## GIVEN TASK
Reproduce all entries word for word.

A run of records
----------------

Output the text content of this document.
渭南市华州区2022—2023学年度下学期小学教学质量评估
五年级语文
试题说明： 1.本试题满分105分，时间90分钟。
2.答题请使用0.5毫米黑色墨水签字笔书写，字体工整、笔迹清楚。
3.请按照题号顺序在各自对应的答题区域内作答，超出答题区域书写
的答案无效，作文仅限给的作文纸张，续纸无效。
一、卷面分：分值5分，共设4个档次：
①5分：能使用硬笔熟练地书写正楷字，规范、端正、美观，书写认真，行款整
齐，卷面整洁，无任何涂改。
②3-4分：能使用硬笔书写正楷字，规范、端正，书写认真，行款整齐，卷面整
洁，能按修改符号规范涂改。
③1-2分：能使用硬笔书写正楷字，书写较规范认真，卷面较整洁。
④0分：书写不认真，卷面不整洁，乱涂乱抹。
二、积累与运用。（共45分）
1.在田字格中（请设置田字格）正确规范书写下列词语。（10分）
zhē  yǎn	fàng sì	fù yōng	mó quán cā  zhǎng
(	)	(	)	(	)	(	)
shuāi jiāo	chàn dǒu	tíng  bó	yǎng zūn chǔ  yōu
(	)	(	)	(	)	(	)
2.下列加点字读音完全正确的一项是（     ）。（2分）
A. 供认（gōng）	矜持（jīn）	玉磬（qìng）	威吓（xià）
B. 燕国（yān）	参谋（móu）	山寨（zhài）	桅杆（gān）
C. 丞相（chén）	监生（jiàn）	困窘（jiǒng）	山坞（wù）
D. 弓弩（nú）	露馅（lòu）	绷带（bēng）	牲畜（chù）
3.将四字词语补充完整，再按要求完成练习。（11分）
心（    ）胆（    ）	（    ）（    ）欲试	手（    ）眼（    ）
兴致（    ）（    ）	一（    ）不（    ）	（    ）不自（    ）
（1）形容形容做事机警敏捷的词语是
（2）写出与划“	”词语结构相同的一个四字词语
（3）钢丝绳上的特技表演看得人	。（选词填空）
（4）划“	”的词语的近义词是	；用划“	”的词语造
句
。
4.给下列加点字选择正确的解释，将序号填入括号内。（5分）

----------------

## RESPONSE FOR THIS EXERCISE
Output the text content of this document.
渭南市华州区2022—2023学年度下学期小学教学质量评估
五年级语文
试题说明： 1.本试题满分105分，时间90分钟。
2.答题请使用0.5毫米黑色墨水签字笔书写，字体工整、笔迹清楚。
3.请按照题号顺序在各自对应的答题区域内作答，超出答题区域书写
的答案无效，作文仅限给的作文纸张，续纸无效。
一、卷面分：分值5分，共设4个档次：
①5分：能使用硬笔熟练地书写正楷字，规范、端正、美观，书写认真，行款整
齐，卷面整洁，无任何涂改。
②3-4分：能使用硬笔书写正楷字，规范、端正，书写认真，行款整齐，卷面整
洁，能按修改符号规范涂改。
③1-2分：能使用硬笔书写正楷字，书写较规范认真，卷面较整洁。
④0分：书写不认真，卷面不整洁，乱涂乱抹。
二、积累与运用。（共45分）
1.在田字格中（请设置田字格）正确规范书写下列词语。（10分）
zhē  yǎn	fàng sì	fù yōng	mó quán cā  zhǎng
(	)	(	)	(	)	(	)
shuāi jiāo	chàn dǒu	tíng  bó	yǎng zūn chǔ  yōu
(	)	(	)	(	)	(	)
2.下列加点字读音完全正确的一项是（     ）。（2分）
A. 供认（gōng）	矜持（jīn）	玉磬（qìng）	威吓（xià）
B. 燕国（yān）	参谋（móu）	山寨（zhài）	桅杆（gān）
C. 丞相（chén）	监生（jiàn）	困窘（jiǒng）	山坞（wù）
D. 弓弩（nú）	露馅（lòu）	绷带（bēng）	牲畜（chù）
3.将四字词语补充完整，再按要求完成练习。（11分）
心（    ）胆（    ）	（    ）（    ）欲试	手（    ）眼（    ）
兴致（    ）（    ）	一（    ）不（    ）	（    ）不自（    ）
（1）形容形容做事机警敏捷的词语是
（2）写出与划“	”词语结构相同的一个四字词语
（3）钢丝绳上的特技表演看得人	。（选词填空）
（4）划“	”的词语的近义词是	；用划“	”的词语造
句
。
4.给下列加点字选择正确的解释，将序号填入括号内。（5分）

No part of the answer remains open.